**The records:**
——

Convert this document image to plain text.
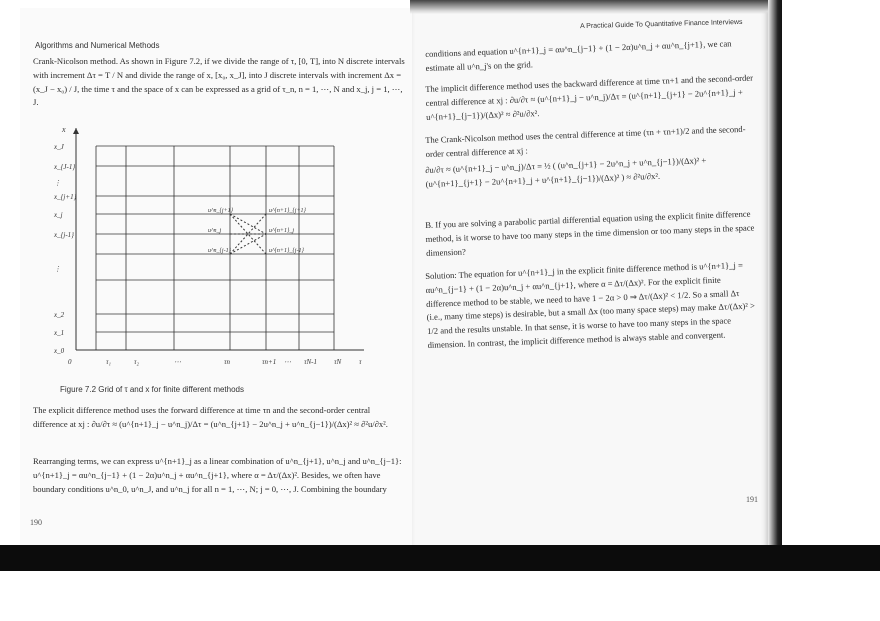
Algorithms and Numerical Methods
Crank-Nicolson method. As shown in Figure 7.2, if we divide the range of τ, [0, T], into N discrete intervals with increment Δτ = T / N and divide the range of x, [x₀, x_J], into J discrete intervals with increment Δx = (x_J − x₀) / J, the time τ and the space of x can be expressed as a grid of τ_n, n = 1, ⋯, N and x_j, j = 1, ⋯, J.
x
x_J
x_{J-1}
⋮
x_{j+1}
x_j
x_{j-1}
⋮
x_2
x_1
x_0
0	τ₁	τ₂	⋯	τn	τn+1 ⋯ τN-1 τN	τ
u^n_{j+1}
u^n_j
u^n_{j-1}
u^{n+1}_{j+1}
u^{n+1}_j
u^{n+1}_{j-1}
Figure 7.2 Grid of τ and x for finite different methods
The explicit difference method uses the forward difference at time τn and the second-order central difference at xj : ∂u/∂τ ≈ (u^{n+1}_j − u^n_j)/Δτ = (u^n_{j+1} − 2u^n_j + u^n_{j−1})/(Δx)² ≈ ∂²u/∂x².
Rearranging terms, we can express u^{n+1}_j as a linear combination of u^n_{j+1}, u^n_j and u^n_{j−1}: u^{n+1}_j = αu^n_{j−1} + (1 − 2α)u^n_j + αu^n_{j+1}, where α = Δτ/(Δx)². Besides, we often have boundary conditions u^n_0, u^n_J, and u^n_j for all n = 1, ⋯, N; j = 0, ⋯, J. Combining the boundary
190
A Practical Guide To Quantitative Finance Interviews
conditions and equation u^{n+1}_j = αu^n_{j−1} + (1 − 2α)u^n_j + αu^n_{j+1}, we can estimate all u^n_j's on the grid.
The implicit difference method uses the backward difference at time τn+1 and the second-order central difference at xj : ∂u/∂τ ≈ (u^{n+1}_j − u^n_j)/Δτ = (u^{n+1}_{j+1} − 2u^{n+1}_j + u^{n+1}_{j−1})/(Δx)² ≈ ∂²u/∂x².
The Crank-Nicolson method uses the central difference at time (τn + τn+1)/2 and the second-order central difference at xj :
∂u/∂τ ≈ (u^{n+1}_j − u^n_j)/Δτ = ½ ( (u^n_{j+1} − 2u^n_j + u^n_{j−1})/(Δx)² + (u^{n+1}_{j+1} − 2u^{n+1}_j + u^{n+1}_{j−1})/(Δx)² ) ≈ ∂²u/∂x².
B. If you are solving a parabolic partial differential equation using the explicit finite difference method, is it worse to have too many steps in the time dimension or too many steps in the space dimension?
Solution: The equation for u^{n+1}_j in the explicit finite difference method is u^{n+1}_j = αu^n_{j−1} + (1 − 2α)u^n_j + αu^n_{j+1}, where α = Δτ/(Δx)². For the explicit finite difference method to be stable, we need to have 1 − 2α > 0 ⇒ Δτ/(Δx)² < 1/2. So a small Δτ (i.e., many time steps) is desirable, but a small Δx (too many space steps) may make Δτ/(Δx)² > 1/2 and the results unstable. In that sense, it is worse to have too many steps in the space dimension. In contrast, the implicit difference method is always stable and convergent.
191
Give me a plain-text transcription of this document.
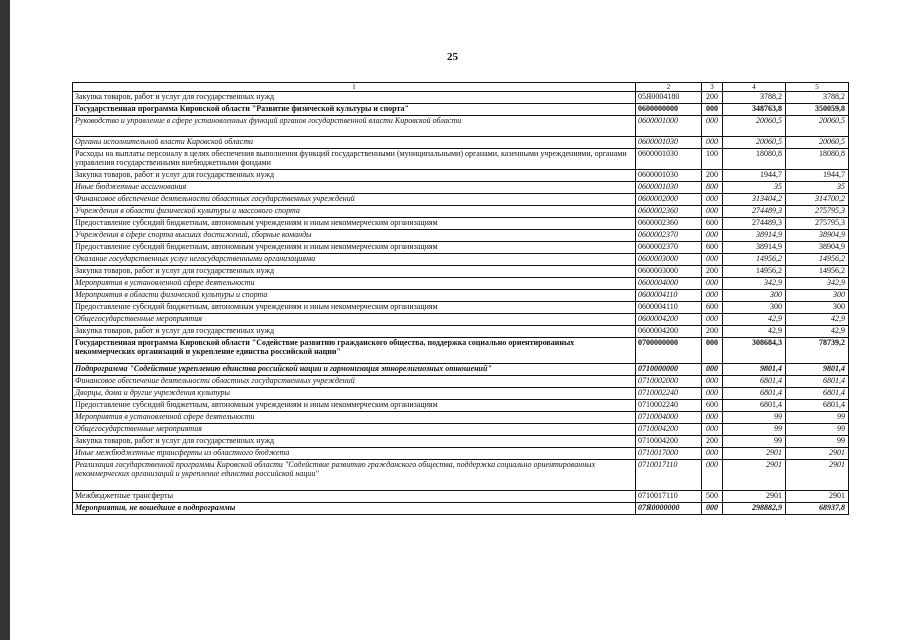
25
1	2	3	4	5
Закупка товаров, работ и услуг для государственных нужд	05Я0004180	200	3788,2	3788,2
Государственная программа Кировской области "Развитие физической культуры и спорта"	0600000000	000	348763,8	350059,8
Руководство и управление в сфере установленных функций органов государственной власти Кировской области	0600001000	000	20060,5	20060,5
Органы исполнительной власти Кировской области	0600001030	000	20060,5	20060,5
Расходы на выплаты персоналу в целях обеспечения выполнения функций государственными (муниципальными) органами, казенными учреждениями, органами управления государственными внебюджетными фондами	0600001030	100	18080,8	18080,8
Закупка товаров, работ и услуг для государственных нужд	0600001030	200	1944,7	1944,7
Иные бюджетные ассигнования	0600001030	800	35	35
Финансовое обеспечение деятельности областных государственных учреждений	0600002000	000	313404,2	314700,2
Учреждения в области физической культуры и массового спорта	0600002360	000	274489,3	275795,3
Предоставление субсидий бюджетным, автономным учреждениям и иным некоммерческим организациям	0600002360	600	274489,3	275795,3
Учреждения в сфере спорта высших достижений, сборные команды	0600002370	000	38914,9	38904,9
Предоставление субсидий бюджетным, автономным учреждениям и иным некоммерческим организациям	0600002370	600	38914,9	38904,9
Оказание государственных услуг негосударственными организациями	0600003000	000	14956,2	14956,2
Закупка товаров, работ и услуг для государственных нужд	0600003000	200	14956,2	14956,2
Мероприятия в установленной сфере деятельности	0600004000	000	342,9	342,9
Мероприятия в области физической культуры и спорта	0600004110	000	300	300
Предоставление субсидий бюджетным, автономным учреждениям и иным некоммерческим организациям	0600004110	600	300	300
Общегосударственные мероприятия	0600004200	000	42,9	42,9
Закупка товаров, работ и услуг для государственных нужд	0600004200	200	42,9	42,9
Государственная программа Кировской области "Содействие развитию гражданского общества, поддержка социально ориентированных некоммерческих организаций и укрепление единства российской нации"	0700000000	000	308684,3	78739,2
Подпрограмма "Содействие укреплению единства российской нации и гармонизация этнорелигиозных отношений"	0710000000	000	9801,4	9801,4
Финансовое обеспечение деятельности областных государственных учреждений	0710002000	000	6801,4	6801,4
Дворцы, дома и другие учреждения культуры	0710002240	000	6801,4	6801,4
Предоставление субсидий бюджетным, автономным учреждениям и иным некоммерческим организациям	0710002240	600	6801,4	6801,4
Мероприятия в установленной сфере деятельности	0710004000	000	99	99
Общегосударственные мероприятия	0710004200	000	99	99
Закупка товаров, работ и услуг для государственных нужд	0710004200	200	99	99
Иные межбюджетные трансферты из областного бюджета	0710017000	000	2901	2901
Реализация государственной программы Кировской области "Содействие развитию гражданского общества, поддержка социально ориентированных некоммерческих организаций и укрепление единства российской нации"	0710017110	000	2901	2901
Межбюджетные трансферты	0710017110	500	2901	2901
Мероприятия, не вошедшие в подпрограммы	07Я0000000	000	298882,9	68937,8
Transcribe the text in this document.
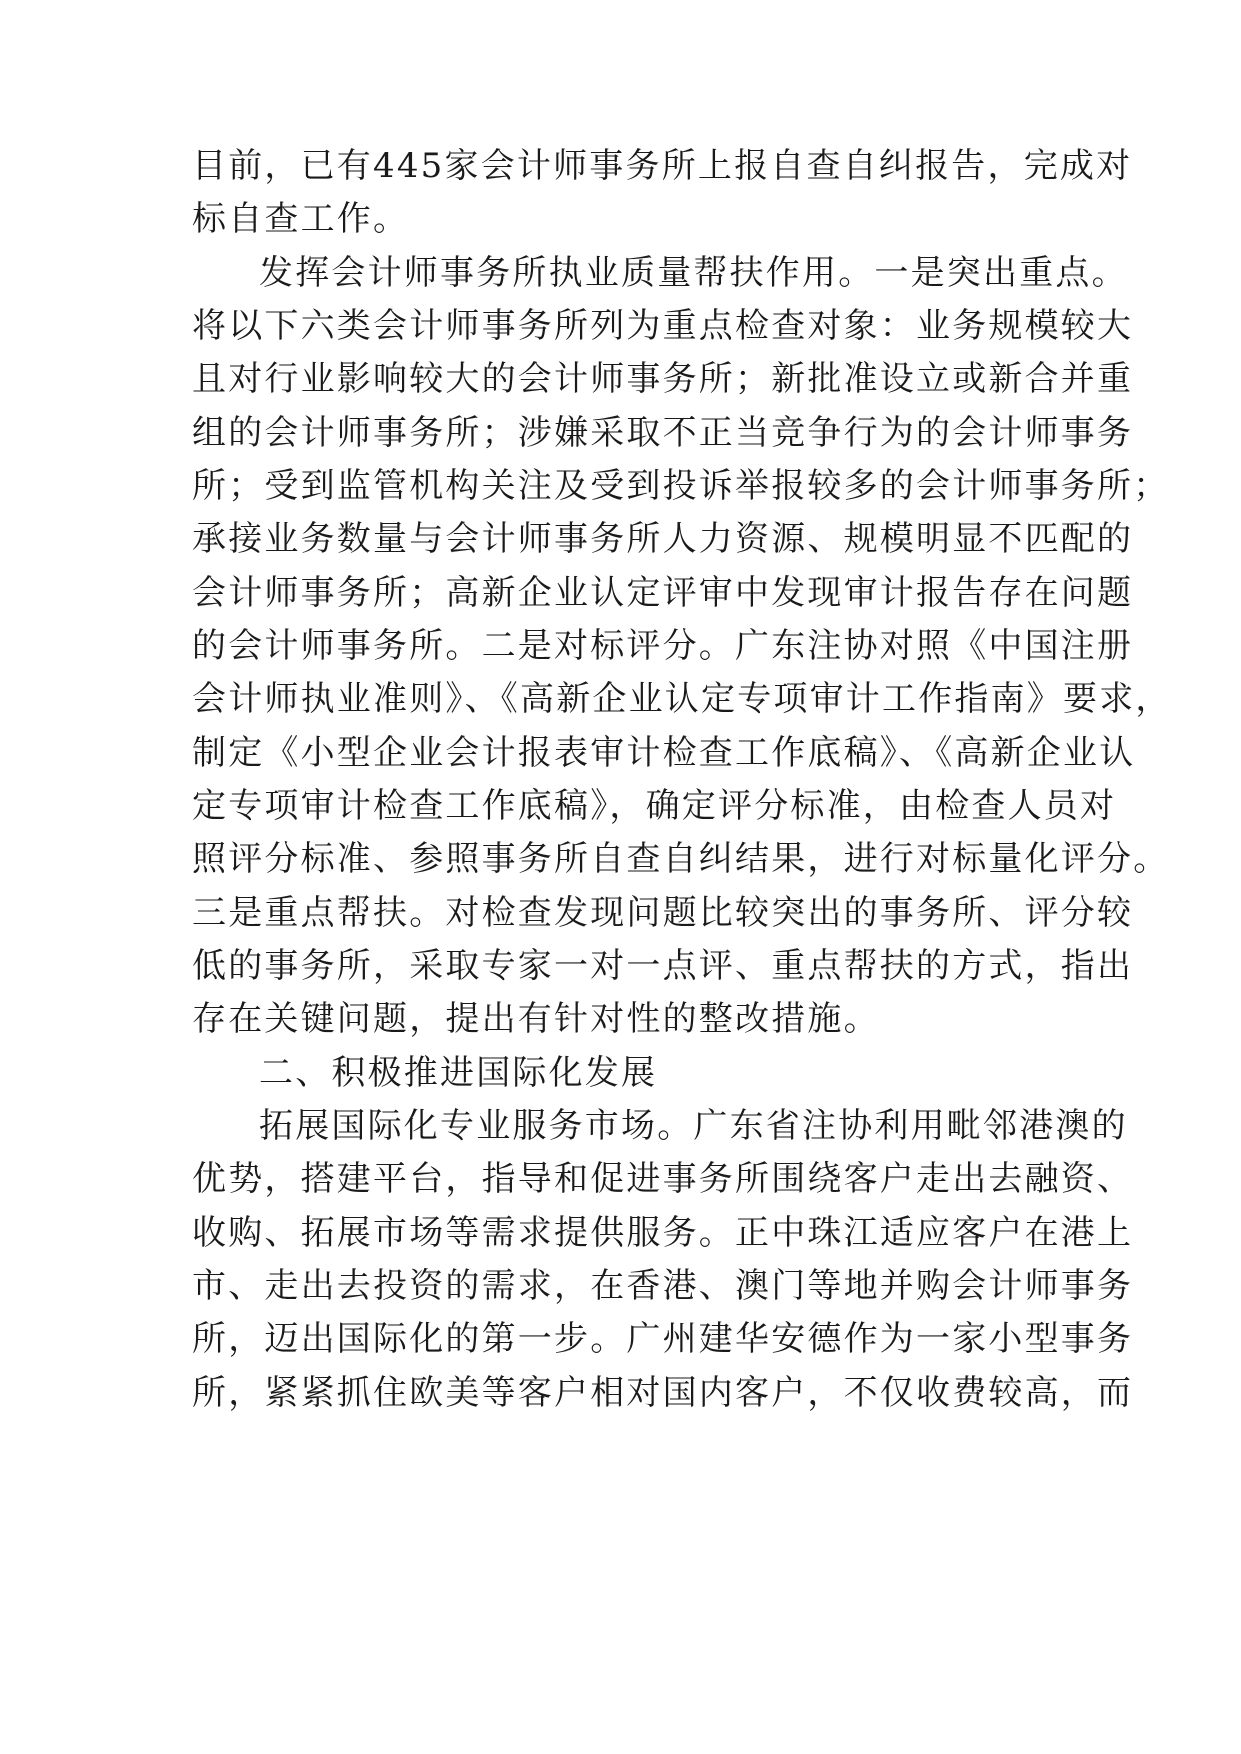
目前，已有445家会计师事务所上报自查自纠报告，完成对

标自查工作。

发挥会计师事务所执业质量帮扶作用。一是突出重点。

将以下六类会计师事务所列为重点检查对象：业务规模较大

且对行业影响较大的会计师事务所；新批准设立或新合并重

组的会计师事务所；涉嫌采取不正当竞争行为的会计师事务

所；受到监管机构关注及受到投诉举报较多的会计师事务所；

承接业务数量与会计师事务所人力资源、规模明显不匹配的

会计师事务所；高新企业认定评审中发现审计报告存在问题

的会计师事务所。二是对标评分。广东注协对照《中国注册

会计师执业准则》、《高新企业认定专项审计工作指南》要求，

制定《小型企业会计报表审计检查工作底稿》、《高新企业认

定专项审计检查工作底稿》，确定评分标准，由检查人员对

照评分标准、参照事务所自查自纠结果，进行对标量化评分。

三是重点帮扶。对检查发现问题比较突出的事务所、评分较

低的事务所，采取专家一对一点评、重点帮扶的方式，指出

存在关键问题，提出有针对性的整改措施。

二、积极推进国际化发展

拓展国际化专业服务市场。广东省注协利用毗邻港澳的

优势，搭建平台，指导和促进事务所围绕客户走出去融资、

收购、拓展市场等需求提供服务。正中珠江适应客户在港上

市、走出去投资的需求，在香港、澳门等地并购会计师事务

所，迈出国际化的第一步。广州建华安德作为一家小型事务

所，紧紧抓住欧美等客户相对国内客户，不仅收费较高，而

——

**The request:**
Pictures in the records must not appear in the copy; transcribe everything else precisely.

**Expected answer:**
Convert this document image to plain text.
Algorithms and Numerical Methods
Crank-Nicolson method. As shown in Figure 7.2, if we divide the range of τ, [0, T], into N discrete intervals with increment Δτ = T / N and divide the range of x, [x₀, x_J], into J discrete intervals with increment Δx = (x_J − x₀) / J, the time τ and the space of x can be expressed as a grid of τ_n, n = 1, ⋯, N and x_j, j = 1, ⋯, J.
x
x_J
x_{J-1}
⋮
x_{j+1}
x_j
x_{j-1}
⋮
x_2
x_1
x_0
0	τ₁	τ₂	⋯	τn	τn+1 ⋯ τN-1 τN	τ
u^n_{j+1}
u^n_j
u^n_{j-1}
u^{n+1}_{j+1}
u^{n+1}_j
u^{n+1}_{j-1}
Figure 7.2 Grid of τ and x for finite different methods
The explicit difference method uses the forward difference at time τn and the second-order central difference at xj : ∂u/∂τ ≈ (u^{n+1}_j − u^n_j)/Δτ = (u^n_{j+1} − 2u^n_j + u^n_{j−1})/(Δx)² ≈ ∂²u/∂x².
Rearranging terms, we can express u^{n+1}_j as a linear combination of u^n_{j+1}, u^n_j and u^n_{j−1}: u^{n+1}_j = αu^n_{j−1} + (1 − 2α)u^n_j + αu^n_{j+1}, where α = Δτ/(Δx)². Besides, we often have boundary conditions u^n_0, u^n_J, and u^n_j for all n = 1, ⋯, N; j = 0, ⋯, J. Combining the boundary
190
A Practical Guide To Quantitative Finance Interviews
conditions and equation u^{n+1}_j = αu^n_{j−1} + (1 − 2α)u^n_j + αu^n_{j+1}, we can estimate all u^n_j's on the grid.
The implicit difference method uses the backward difference at time τn+1 and the second-order central difference at xj : ∂u/∂τ ≈ (u^{n+1}_j − u^n_j)/Δτ = (u^{n+1}_{j+1} − 2u^{n+1}_j + u^{n+1}_{j−1})/(Δx)² ≈ ∂²u/∂x².
The Crank-Nicolson method uses the central difference at time (τn + τn+1)/2 and the second-order central difference at xj :
∂u/∂τ ≈ (u^{n+1}_j − u^n_j)/Δτ = ½ ( (u^n_{j+1} − 2u^n_j + u^n_{j−1})/(Δx)² + (u^{n+1}_{j+1} − 2u^{n+1}_j + u^{n+1}_{j−1})/(Δx)² ) ≈ ∂²u/∂x².
B. If you are solving a parabolic partial differential equation using the explicit finite difference method, is it worse to have too many steps in the time dimension or too many steps in the space dimension?
Solution: The equation for u^{n+1}_j in the explicit finite difference method is u^{n+1}_j = αu^n_{j−1} + (1 − 2α)u^n_j + αu^n_{j+1}, where α = Δτ/(Δx)². For the explicit finite difference method to be stable, we need to have 1 − 2α > 0 ⇒ Δτ/(Δx)² < 1/2. So a small Δτ (i.e., many time steps) is desirable, but a small Δx (too many space steps) may make Δτ/(Δx)² > 1/2 and the results unstable. In that sense, it is worse to have too many steps in the space dimension. In contrast, the implicit difference method is always stable and convergent.
191
Give me a plain-text transcription of this document.
25
1	2	3	4	5
Закупка товаров, работ и услуг для государственных нужд	05Я0004180	200	3788,2	3788,2
Государственная программа Кировской области "Развитие физической культуры и спорта"	0600000000	000	348763,8	350059,8
Руководство и управление в сфере установленных функций органов государственной власти Кировской области	0600001000	000	20060,5	20060,5
Органы исполнительной власти Кировской области	0600001030	000	20060,5	20060,5
Расходы на выплаты персоналу в целях обеспечения выполнения функций государственными (муниципальными) органами, казенными учреждениями, органами управления государственными внебюджетными фондами	0600001030	100	18080,8	18080,8
Закупка товаров, работ и услуг для государственных нужд	0600001030	200	1944,7	1944,7
Иные бюджетные ассигнования	0600001030	800	35	35
Финансовое обеспечение деятельности областных государственных учреждений	0600002000	000	313404,2	314700,2
Учреждения в области физической культуры и массового спорта	0600002360	000	274489,3	275795,3
Предоставление субсидий бюджетным, автономным учреждениям и иным некоммерческим организациям	0600002360	600	274489,3	275795,3
Учреждения в сфере спорта высших достижений, сборные команды	0600002370	000	38914,9	38904,9
Предоставление субсидий бюджетным, автономным учреждениям и иным некоммерческим организациям	0600002370	600	38914,9	38904,9
Оказание государственных услуг негосударственными организациями	0600003000	000	14956,2	14956,2
Закупка товаров, работ и услуг для государственных нужд	0600003000	200	14956,2	14956,2
Мероприятия в установленной сфере деятельности	0600004000	000	342,9	342,9
Мероприятия в области физической культуры и спорта	0600004110	000	300	300
Предоставление субсидий бюджетным, автономным учреждениям и иным некоммерческим организациям	0600004110	600	300	300
Общегосударственные мероприятия	0600004200	000	42,9	42,9
Закупка товаров, работ и услуг для государственных нужд	0600004200	200	42,9	42,9
Государственная программа Кировской области "Содействие развитию гражданского общества, поддержка социально ориентированных некоммерческих организаций и укрепление единства российской нации"	0700000000	000	308684,3	78739,2
Подпрограмма "Содействие укреплению единства российской нации и гармонизация этнорелигиозных отношений"	0710000000	000	9801,4	9801,4
Финансовое обеспечение деятельности областных государственных учреждений	0710002000	000	6801,4	6801,4
Дворцы, дома и другие учреждения культуры	0710002240	000	6801,4	6801,4
Предоставление субсидий бюджетным, автономным учреждениям и иным некоммерческим организациям	0710002240	600	6801,4	6801,4
Мероприятия в установленной сфере деятельности	0710004000	000	99	99
Общегосударственные мероприятия	0710004200	000	99	99
Закупка товаров, работ и услуг для государственных нужд	0710004200	200	99	99
Иные межбюджетные трансферты из областного бюджета	0710017000	000	2901	2901
Реализация государственной программы Кировской области "Содействие развитию гражданского общества, поддержка социально ориентированных некоммерческих организаций и укрепление единства российской нации"	0710017110	000	2901	2901
Межбюджетные трансферты	0710017110	500	2901	2901
Мероприятия, не вошедшие в подпрограммы	07Я0000000	000	298882,9	68937,8
Transcribe the text in this document.
目前，已有445家会计师事务所上报自查自纠报告，完成对

标自查工作。

发挥会计师事务所执业质量帮扶作用。一是突出重点。

将以下六类会计师事务所列为重点检查对象：业务规模较大

且对行业影响较大的会计师事务所；新批准设立或新合并重

组的会计师事务所；涉嫌采取不正当竞争行为的会计师事务

所；受到监管机构关注及受到投诉举报较多的会计师事务所；

承接业务数量与会计师事务所人力资源、规模明显不匹配的

会计师事务所；高新企业认定评审中发现审计报告存在问题

的会计师事务所。二是对标评分。广东注协对照《中国注册

会计师执业准则》、《高新企业认定专项审计工作指南》要求，

制定《小型企业会计报表审计检查工作底稿》、《高新企业认

定专项审计检查工作底稿》，确定评分标准，由检查人员对

照评分标准、参照事务所自查自纠结果，进行对标量化评分。

三是重点帮扶。对检查发现问题比较突出的事务所、评分较

低的事务所，采取专家一对一点评、重点帮扶的方式，指出

存在关键问题，提出有针对性的整改措施。

二、积极推进国际化发展

拓展国际化专业服务市场。广东省注协利用毗邻港澳的

优势，搭建平台，指导和促进事务所围绕客户走出去融资、

收购、拓展市场等需求提供服务。正中珠江适应客户在港上

市、走出去投资的需求，在香港、澳门等地并购会计师事务

所，迈出国际化的第一步。广州建华安德作为一家小型事务

所，紧紧抓住欧美等客户相对国内客户，不仅收费较高，而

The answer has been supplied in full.